* Given instruction *
Every line of the records must be repeated exactly; pictures stay out.

Stored data

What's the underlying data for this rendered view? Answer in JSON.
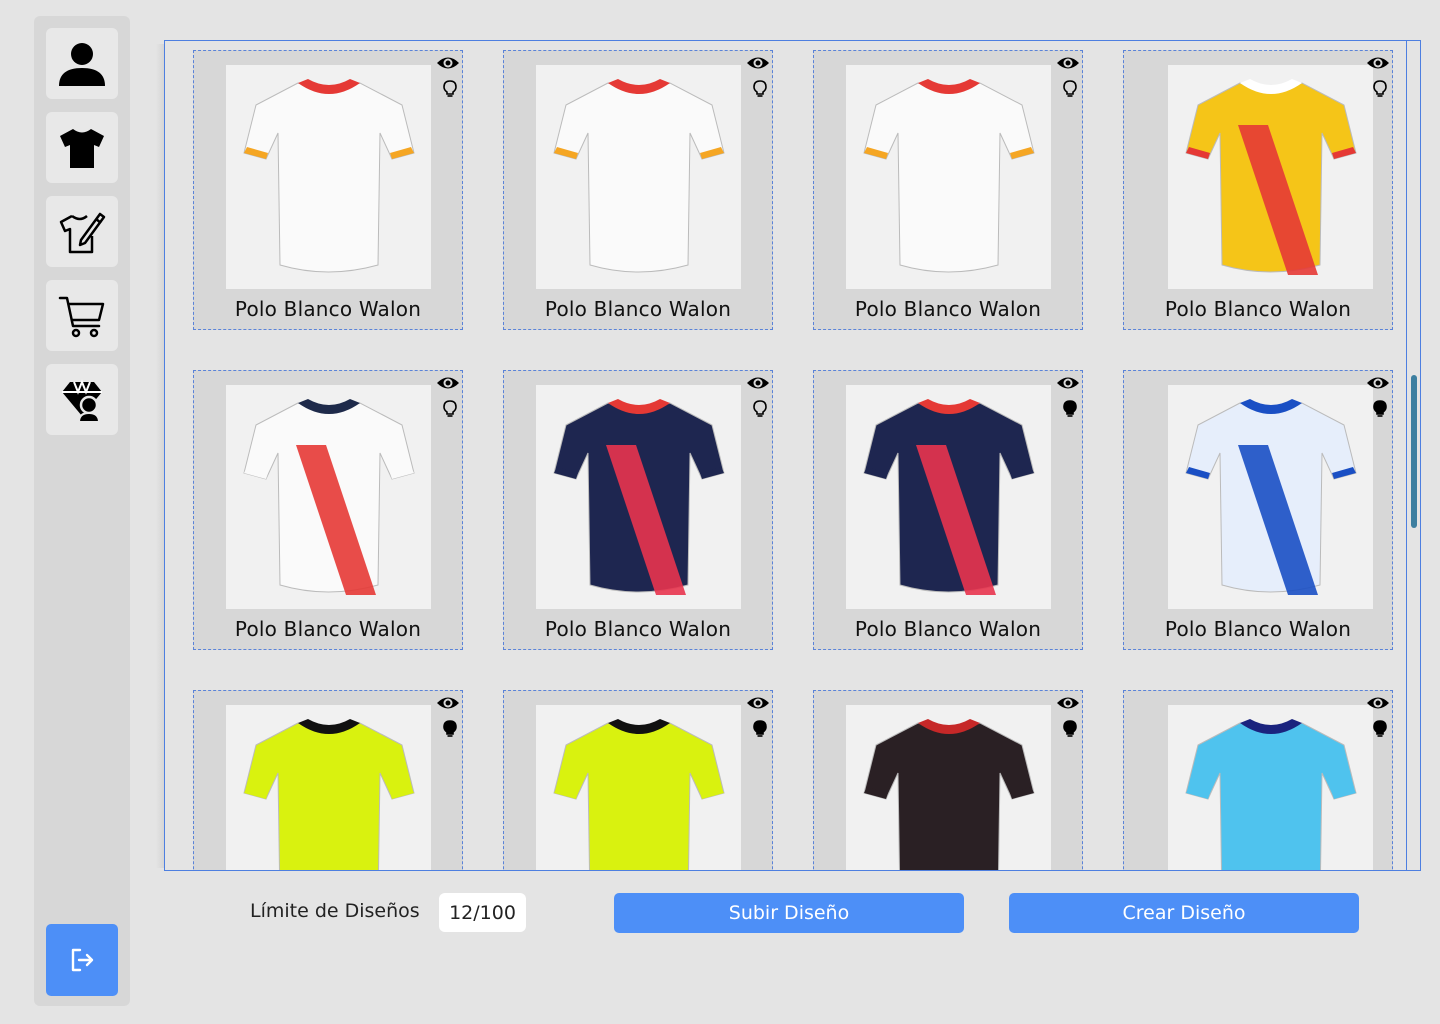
{
  "sidebar": {
    "items": [
      {
        "icon": "user-icon"
      },
      {
        "icon": "tshirt-icon"
      },
      {
        "icon": "tshirt-design-icon"
      },
      {
        "icon": "cart-icon"
      },
      {
        "icon": "shop-user-icon"
      }
    ],
    "logout_icon": "logout-icon"
  },
  "gallery": {
    "items": [
      {
        "title": "Polo Blanco Walon",
        "bulb": "outline",
        "shirt": {
          "body": "#fafafa",
          "collar": "#e53935",
          "sleeve": "#f5a623",
          "stripe": null
        }
      },
      {
        "title": "Polo Blanco Walon",
        "bulb": "outline",
        "shirt": {
          "body": "#fafafa",
          "collar": "#e53935",
          "sleeve": "#f5a623",
          "stripe": null
        }
      },
      {
        "title": "Polo Blanco Walon",
        "bulb": "outline",
        "shirt": {
          "body": "#fafafa",
          "collar": "#e53935",
          "sleeve": "#f5a623",
          "stripe": null
        }
      },
      {
        "title": "Polo Blanco Walon",
        "bulb": "outline",
        "shirt": {
          "body": "#f5c518",
          "collar": "#ffffff",
          "sleeve": "#e53935",
          "stripe": "#e53935"
        }
      },
      {
        "title": "Polo Blanco Walon",
        "bulb": "outline",
        "shirt": {
          "body": "#fafafa",
          "collar": "#1e2a4a",
          "sleeve": "#fafafa",
          "stripe": "#e53935"
        }
      },
      {
        "title": "Polo Blanco Walon",
        "bulb": "outline",
        "shirt": {
          "body": "#1e2650",
          "collar": "#e53935",
          "sleeve": "#1e2650",
          "stripe": "#e8344e"
        }
      },
      {
        "title": "Polo Blanco Walon",
        "bulb": "filled",
        "shirt": {
          "body": "#1e2650",
          "collar": "#e53935",
          "sleeve": "#1e2650",
          "stripe": "#e8344e"
        }
      },
      {
        "title": "Polo Blanco Walon",
        "bulb": "filled",
        "shirt": {
          "body": "#e6eefb",
          "collar": "#1a4fc4",
          "sleeve": "#1a4fc4",
          "stripe": "#1a4fc4"
        }
      },
      {
        "title": "",
        "bulb": "filled",
        "shirt": {
          "body": "#d9f20f",
          "collar": "#111111",
          "sleeve": "#d9f20f",
          "stripe": null
        }
      },
      {
        "title": "",
        "bulb": "filled",
        "shirt": {
          "body": "#d9f20f",
          "collar": "#111111",
          "sleeve": "#d9f20f",
          "stripe": null
        }
      },
      {
        "title": "",
        "bulb": "filled",
        "shirt": {
          "body": "#2a2024",
          "collar": "#c62828",
          "sleeve": "#2a2024",
          "stripe": null
        }
      },
      {
        "title": "",
        "bulb": "filled",
        "shirt": {
          "body": "#4fc3ee",
          "collar": "#1a237e",
          "sleeve": "#4fc3ee",
          "stripe": null
        }
      }
    ]
  },
  "footer": {
    "limit_label": "Límite de Diseños",
    "limit_value": "12/100",
    "upload_label": "Subir Diseño",
    "create_label": "Crear Diseño"
  },
  "colors": {
    "accent": "#4d8ff7",
    "sidebar_bg": "#d7d7d7",
    "card_border": "#5a83d8"
  }
}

* Completed exercise *
What's the underlying data for this rendered view? Answer in JSON.
{
  "sidebar": {
    "items": [
      {
        "icon": "user-icon"
      },
      {
        "icon": "tshirt-icon"
      },
      {
        "icon": "tshirt-design-icon"
      },
      {
        "icon": "cart-icon"
      },
      {
        "icon": "shop-user-icon"
      }
    ],
    "logout_icon": "logout-icon"
  },
  "gallery": {
    "items": [
      {
        "title": "Polo Blanco Walon",
        "bulb": "outline",
        "shirt": {
          "body": "#fafafa",
          "collar": "#e53935",
          "sleeve": "#f5a623",
          "stripe": null
        }
      },
      {
        "title": "Polo Blanco Walon",
        "bulb": "outline",
        "shirt": {
          "body": "#fafafa",
          "collar": "#e53935",
          "sleeve": "#f5a623",
          "stripe": null
        }
      },
      {
        "title": "Polo Blanco Walon",
        "bulb": "outline",
        "shirt": {
          "body": "#fafafa",
          "collar": "#e53935",
          "sleeve": "#f5a623",
          "stripe": null
        }
      },
      {
        "title": "Polo Blanco Walon",
        "bulb": "outline",
        "shirt": {
          "body": "#f5c518",
          "collar": "#ffffff",
          "sleeve": "#e53935",
          "stripe": "#e53935"
        }
      },
      {
        "title": "Polo Blanco Walon",
        "bulb": "outline",
        "shirt": {
          "body": "#fafafa",
          "collar": "#1e2a4a",
          "sleeve": "#fafafa",
          "stripe": "#e53935"
        }
      },
      {
        "title": "Polo Blanco Walon",
        "bulb": "outline",
        "shirt": {
          "body": "#1e2650",
          "collar": "#e53935",
          "sleeve": "#1e2650",
          "stripe": "#e8344e"
        }
      },
      {
        "title": "Polo Blanco Walon",
        "bulb": "filled",
        "shirt": {
          "body": "#1e2650",
          "collar": "#e53935",
          "sleeve": "#1e2650",
          "stripe": "#e8344e"
        }
      },
      {
        "title": "Polo Blanco Walon",
        "bulb": "filled",
        "shirt": {
          "body": "#e6eefb",
          "collar": "#1a4fc4",
          "sleeve": "#1a4fc4",
          "stripe": "#1a4fc4"
        }
      },
      {
        "title": "",
        "bulb": "filled",
        "shirt": {
          "body": "#d9f20f",
          "collar": "#111111",
          "sleeve": "#d9f20f",
          "stripe": null
        }
      },
      {
        "title": "",
        "bulb": "filled",
        "shirt": {
          "body": "#d9f20f",
          "collar": "#111111",
          "sleeve": "#d9f20f",
          "stripe": null
        }
      },
      {
        "title": "",
        "bulb": "filled",
        "shirt": {
          "body": "#2a2024",
          "collar": "#c62828",
          "sleeve": "#2a2024",
          "stripe": null
        }
      },
      {
        "title": "",
        "bulb": "filled",
        "shirt": {
          "body": "#4fc3ee",
          "collar": "#1a237e",
          "sleeve": "#4fc3ee",
          "stripe": null
        }
      }
    ]
  },
  "footer": {
    "limit_label": "Límite de Diseños",
    "limit_value": "12/100",
    "upload_label": "Subir Diseño",
    "create_label": "Crear Diseño"
  },
  "colors": {
    "accent": "#4d8ff7",
    "sidebar_bg": "#d7d7d7",
    "card_border": "#5a83d8"
  }
}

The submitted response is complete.